▸ The request
Every entry must be duplicated precisely as written.

▸ Listed entries
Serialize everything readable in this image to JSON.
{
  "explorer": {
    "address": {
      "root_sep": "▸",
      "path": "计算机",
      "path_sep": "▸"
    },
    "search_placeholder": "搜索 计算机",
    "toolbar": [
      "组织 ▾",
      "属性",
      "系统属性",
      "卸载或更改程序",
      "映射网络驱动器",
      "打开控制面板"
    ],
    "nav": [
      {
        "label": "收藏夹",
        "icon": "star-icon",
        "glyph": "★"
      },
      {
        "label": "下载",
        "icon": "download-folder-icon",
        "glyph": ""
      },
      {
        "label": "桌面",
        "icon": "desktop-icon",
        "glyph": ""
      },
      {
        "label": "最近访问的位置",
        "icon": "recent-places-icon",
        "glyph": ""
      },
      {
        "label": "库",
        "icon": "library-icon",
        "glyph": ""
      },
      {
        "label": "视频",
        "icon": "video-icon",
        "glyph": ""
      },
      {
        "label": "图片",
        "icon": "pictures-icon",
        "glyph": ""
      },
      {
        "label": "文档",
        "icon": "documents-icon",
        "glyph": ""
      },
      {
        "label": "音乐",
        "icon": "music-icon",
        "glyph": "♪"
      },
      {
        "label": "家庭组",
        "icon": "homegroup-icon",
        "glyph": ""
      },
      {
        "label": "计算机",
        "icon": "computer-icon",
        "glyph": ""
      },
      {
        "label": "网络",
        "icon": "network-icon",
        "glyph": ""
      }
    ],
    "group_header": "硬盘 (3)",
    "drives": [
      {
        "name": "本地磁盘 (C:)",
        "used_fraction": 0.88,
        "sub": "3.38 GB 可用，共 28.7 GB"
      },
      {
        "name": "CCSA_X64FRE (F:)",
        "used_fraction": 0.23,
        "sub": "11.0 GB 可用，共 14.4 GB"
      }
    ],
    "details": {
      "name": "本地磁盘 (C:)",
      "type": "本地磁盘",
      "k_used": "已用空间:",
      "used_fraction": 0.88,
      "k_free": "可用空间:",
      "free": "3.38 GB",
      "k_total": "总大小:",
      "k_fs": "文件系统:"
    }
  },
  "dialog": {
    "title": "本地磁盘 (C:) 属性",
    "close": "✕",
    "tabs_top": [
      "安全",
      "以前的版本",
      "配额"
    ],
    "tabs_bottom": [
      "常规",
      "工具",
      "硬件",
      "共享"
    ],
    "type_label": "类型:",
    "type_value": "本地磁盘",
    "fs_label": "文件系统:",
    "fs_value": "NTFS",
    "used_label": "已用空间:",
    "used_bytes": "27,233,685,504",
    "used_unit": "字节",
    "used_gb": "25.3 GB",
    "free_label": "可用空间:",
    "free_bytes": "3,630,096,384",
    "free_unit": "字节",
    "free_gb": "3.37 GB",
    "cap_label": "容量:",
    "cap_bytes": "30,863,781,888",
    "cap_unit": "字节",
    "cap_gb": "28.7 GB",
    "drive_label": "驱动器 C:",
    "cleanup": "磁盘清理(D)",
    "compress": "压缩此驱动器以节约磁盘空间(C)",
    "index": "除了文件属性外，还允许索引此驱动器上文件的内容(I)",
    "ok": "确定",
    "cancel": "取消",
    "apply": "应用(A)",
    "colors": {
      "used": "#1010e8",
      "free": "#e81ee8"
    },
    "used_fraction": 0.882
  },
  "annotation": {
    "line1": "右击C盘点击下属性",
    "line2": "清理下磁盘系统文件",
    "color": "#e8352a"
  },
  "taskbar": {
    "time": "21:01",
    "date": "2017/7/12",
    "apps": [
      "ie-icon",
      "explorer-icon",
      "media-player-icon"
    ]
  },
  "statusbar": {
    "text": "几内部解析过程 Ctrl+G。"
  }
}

▸ Solution to this problem
Serialize everything readable in this image to JSON.
{
  "explorer": {
    "address": {
      "root_sep": "▸",
      "path": "计算机",
      "path_sep": "▸"
    },
    "search_placeholder": "搜索 计算机",
    "toolbar": [
      "组织 ▾",
      "属性",
      "系统属性",
      "卸载或更改程序",
      "映射网络驱动器",
      "打开控制面板"
    ],
    "nav": [
      {
        "label": "收藏夹",
        "icon": "star-icon",
        "glyph": "★"
      },
      {
        "label": "下载",
        "icon": "download-folder-icon",
        "glyph": ""
      },
      {
        "label": "桌面",
        "icon": "desktop-icon",
        "glyph": ""
      },
      {
        "label": "最近访问的位置",
        "icon": "recent-places-icon",
        "glyph": ""
      },
      {
        "label": "库",
        "icon": "library-icon",
        "glyph": ""
      },
      {
        "label": "视频",
        "icon": "video-icon",
        "glyph": ""
      },
      {
        "label": "图片",
        "icon": "pictures-icon",
        "glyph": ""
      },
      {
        "label": "文档",
        "icon": "documents-icon",
        "glyph": ""
      },
      {
        "label": "音乐",
        "icon": "music-icon",
        "glyph": "♪"
      },
      {
        "label": "家庭组",
        "icon": "homegroup-icon",
        "glyph": ""
      },
      {
        "label": "计算机",
        "icon": "computer-icon",
        "glyph": ""
      },
      {
        "label": "网络",
        "icon": "network-icon",
        "glyph": ""
      }
    ],
    "group_header": "硬盘 (3)",
    "drives": [
      {
        "name": "本地磁盘 (C:)",
        "used_fraction": 0.88,
        "sub": "3.38 GB 可用，共 28.7 GB"
      },
      {
        "name": "CCSA_X64FRE (F:)",
        "used_fraction": 0.23,
        "sub": "11.0 GB 可用，共 14.4 GB"
      }
    ],
    "details": {
      "name": "本地磁盘 (C:)",
      "type": "本地磁盘",
      "k_used": "已用空间:",
      "used_fraction": 0.88,
      "k_free": "可用空间:",
      "free": "3.38 GB",
      "k_total": "总大小:",
      "k_fs": "文件系统:"
    }
  },
  "dialog": {
    "title": "本地磁盘 (C:) 属性",
    "close": "✕",
    "tabs_top": [
      "安全",
      "以前的版本",
      "配额"
    ],
    "tabs_bottom": [
      "常规",
      "工具",
      "硬件",
      "共享"
    ],
    "type_label": "类型:",
    "type_value": "本地磁盘",
    "fs_label": "文件系统:",
    "fs_value": "NTFS",
    "used_label": "已用空间:",
    "used_bytes": "27,233,685,504",
    "used_unit": "字节",
    "used_gb": "25.3 GB",
    "free_label": "可用空间:",
    "free_bytes": "3,630,096,384",
    "free_unit": "字节",
    "free_gb": "3.37 GB",
    "cap_label": "容量:",
    "cap_bytes": "30,863,781,888",
    "cap_unit": "字节",
    "cap_gb": "28.7 GB",
    "drive_label": "驱动器 C:",
    "cleanup": "磁盘清理(D)",
    "compress": "压缩此驱动器以节约磁盘空间(C)",
    "index": "除了文件属性外，还允许索引此驱动器上文件的内容(I)",
    "ok": "确定",
    "cancel": "取消",
    "apply": "应用(A)",
    "colors": {
      "used": "#1010e8",
      "free": "#e81ee8"
    },
    "used_fraction": 0.882
  },
  "annotation": {
    "line1": "右击C盘点击下属性",
    "line2": "清理下磁盘系统文件",
    "color": "#e8352a"
  },
  "taskbar": {
    "time": "21:01",
    "date": "2017/7/12",
    "apps": [
      "ie-icon",
      "explorer-icon",
      "media-player-icon"
    ]
  },
  "statusbar": {
    "text": "几内部解析过程 Ctrl+G。"
  }
}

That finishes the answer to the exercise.